#### Aim of the task
Below are some records; return each one exactly.

#### Data shown
***
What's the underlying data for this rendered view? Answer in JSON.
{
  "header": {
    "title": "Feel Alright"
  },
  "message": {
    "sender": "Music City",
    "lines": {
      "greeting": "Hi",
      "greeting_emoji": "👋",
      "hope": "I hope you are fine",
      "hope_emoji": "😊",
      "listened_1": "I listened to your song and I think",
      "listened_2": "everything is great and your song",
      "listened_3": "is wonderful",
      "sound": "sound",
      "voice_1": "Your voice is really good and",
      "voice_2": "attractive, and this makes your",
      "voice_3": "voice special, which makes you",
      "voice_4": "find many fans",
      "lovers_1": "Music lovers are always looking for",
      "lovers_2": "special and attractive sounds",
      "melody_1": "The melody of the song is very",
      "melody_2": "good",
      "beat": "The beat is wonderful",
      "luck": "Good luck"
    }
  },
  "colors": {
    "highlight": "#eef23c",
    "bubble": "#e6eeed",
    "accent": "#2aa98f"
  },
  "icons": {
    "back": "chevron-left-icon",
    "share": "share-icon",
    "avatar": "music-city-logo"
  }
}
***
#### Full response
What's the underlying data for this rendered view? Answer in JSON.
{
  "header": {
    "title": "Feel Alright"
  },
  "message": {
    "sender": "Music City",
    "lines": {
      "greeting": "Hi",
      "greeting_emoji": "👋",
      "hope": "I hope you are fine",
      "hope_emoji": "😊",
      "listened_1": "I listened to your song and I think",
      "listened_2": "everything is great and your song",
      "listened_3": "is wonderful",
      "sound": "sound",
      "voice_1": "Your voice is really good and",
      "voice_2": "attractive, and this makes your",
      "voice_3": "voice special, which makes you",
      "voice_4": "find many fans",
      "lovers_1": "Music lovers are always looking for",
      "lovers_2": "special and attractive sounds",
      "melody_1": "The melody of the song is very",
      "melody_2": "good",
      "beat": "The beat is wonderful",
      "luck": "Good luck"
    }
  },
  "colors": {
    "highlight": "#eef23c",
    "bubble": "#e6eeed",
    "accent": "#2aa98f"
  },
  "icons": {
    "back": "chevron-left-icon",
    "share": "share-icon",
    "avatar": "music-city-logo"
  }
}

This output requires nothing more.